[START Items]

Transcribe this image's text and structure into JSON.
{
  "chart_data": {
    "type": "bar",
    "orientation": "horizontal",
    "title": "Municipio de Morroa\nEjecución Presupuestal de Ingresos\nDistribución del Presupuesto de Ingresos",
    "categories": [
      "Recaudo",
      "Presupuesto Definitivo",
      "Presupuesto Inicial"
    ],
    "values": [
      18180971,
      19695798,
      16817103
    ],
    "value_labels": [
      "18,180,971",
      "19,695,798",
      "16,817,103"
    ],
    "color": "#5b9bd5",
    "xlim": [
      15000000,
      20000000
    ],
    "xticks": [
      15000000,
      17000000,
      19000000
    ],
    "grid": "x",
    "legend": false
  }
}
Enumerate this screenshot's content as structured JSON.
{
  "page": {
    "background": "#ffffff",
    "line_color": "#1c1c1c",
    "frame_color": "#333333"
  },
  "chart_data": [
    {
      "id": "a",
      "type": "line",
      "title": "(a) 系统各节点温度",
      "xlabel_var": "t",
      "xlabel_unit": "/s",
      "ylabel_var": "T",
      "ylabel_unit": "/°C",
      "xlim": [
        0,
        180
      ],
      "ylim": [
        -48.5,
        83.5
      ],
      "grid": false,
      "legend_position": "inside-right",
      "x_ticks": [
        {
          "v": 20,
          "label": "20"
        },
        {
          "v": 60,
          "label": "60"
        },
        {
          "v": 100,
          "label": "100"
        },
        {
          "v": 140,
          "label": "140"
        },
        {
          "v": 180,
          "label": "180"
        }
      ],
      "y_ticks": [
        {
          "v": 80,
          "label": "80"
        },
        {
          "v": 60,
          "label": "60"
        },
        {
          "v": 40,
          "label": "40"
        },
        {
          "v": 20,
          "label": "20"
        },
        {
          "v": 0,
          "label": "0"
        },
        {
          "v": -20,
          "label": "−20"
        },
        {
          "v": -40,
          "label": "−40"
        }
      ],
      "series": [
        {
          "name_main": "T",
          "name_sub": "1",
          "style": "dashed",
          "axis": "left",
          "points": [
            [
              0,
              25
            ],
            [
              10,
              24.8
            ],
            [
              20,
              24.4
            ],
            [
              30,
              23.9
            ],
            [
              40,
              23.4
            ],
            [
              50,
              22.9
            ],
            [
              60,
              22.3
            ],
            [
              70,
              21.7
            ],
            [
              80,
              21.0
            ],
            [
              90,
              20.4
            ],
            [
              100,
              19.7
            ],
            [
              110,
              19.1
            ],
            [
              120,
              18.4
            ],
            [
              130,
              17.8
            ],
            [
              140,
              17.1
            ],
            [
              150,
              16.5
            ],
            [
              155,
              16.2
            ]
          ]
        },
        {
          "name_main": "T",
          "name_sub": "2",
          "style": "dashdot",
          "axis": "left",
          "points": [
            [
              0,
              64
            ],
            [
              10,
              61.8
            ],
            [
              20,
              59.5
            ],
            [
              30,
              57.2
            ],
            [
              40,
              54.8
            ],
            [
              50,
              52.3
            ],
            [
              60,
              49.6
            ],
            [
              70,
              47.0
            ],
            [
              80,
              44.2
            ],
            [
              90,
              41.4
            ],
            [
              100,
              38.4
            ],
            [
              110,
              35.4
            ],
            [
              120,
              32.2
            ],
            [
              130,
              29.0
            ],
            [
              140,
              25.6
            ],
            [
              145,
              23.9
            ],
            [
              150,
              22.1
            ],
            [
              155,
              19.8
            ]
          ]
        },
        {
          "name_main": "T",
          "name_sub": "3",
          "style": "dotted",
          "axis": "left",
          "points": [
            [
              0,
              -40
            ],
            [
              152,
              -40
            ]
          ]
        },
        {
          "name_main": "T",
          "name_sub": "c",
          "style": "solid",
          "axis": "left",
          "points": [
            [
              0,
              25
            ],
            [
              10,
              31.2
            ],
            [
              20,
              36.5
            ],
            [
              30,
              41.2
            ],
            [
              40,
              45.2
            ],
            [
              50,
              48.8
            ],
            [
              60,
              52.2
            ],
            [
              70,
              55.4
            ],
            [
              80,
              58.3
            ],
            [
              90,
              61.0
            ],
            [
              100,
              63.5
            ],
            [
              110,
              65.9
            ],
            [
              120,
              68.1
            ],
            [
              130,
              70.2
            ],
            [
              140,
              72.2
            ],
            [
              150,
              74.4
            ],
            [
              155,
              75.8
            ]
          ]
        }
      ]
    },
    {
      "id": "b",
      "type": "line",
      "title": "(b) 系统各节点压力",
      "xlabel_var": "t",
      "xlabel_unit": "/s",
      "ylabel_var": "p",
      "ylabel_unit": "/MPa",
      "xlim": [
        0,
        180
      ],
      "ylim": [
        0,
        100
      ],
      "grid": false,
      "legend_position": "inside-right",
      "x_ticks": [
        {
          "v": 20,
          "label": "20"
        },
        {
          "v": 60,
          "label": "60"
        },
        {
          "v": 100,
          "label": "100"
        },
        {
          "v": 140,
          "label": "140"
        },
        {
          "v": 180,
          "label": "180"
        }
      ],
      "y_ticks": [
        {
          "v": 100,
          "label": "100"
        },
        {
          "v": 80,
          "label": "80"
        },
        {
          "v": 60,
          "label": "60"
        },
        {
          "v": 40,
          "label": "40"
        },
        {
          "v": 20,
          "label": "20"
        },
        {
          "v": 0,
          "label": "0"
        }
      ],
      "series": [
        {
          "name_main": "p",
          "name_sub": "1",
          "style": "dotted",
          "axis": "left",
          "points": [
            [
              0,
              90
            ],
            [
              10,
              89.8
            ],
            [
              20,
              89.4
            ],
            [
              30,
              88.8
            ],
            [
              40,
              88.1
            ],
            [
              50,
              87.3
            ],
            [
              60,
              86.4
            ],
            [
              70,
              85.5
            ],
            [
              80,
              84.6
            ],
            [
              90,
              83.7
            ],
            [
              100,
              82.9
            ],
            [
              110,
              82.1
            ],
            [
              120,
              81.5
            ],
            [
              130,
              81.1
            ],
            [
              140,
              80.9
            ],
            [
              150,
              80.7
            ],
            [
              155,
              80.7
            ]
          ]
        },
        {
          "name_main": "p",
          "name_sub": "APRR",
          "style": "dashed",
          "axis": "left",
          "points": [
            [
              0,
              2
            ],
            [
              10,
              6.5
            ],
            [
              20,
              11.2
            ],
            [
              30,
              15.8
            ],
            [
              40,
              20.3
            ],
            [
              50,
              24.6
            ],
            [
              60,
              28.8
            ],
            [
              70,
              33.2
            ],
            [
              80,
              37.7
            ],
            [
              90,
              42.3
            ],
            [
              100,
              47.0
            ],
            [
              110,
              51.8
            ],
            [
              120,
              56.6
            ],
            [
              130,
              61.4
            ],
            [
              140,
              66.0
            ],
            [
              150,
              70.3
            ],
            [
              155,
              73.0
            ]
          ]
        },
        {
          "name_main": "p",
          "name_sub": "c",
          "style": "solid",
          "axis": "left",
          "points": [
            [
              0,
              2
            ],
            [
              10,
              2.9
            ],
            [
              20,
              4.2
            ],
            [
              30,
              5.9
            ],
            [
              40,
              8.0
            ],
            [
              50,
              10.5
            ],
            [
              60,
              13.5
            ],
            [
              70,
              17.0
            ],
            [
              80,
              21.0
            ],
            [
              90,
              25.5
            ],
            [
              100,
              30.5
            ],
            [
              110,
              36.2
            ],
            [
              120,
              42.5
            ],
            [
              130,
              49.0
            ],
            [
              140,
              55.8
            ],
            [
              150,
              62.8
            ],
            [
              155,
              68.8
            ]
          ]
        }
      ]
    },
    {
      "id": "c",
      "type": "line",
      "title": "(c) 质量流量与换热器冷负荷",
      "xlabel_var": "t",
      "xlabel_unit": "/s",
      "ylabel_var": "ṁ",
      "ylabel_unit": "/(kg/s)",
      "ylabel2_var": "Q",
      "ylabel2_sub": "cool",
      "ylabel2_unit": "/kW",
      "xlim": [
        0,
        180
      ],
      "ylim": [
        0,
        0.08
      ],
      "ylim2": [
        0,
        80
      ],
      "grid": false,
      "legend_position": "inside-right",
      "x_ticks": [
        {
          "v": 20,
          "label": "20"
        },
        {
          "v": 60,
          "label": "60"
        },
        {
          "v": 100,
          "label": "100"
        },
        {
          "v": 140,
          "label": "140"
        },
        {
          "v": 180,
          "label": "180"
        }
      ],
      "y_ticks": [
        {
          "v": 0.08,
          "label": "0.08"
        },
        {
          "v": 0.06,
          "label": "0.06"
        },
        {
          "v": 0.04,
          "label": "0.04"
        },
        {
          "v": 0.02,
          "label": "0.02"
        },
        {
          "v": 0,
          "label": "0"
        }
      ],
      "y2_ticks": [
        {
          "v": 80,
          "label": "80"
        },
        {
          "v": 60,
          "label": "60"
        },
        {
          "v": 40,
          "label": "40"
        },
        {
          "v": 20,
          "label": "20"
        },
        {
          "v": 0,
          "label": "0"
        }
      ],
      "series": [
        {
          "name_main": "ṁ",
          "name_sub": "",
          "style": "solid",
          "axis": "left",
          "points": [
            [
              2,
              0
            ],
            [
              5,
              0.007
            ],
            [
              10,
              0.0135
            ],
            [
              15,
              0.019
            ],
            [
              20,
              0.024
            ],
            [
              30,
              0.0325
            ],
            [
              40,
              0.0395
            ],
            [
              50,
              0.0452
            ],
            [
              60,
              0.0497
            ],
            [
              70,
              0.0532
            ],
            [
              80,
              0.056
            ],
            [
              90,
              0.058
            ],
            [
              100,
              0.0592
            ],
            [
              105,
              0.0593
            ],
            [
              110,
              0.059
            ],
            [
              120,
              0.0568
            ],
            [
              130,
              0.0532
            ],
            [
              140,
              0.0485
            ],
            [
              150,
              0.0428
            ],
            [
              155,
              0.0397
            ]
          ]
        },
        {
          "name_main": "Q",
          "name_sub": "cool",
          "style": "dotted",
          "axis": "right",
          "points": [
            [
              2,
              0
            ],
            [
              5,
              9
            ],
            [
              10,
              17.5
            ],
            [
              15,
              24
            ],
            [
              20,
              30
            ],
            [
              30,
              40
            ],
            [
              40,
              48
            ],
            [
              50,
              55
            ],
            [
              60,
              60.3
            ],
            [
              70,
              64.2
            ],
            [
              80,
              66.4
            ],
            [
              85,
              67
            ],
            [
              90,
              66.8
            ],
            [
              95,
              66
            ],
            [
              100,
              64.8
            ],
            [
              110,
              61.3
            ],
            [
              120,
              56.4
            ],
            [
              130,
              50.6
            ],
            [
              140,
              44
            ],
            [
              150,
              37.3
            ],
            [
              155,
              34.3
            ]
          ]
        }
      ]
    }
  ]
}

[END Items]

- What you need to do
Pick out and copy the lines of the entries that hold the string "Presupuesto".

- The response
    "title": "Municipio de Morroa\nEjecución Presupuestal de Ingresos\nDistribución del Presupuesto de Ingresos",
      "Presupuesto Definitivo",
      "Presupuesto Inicial"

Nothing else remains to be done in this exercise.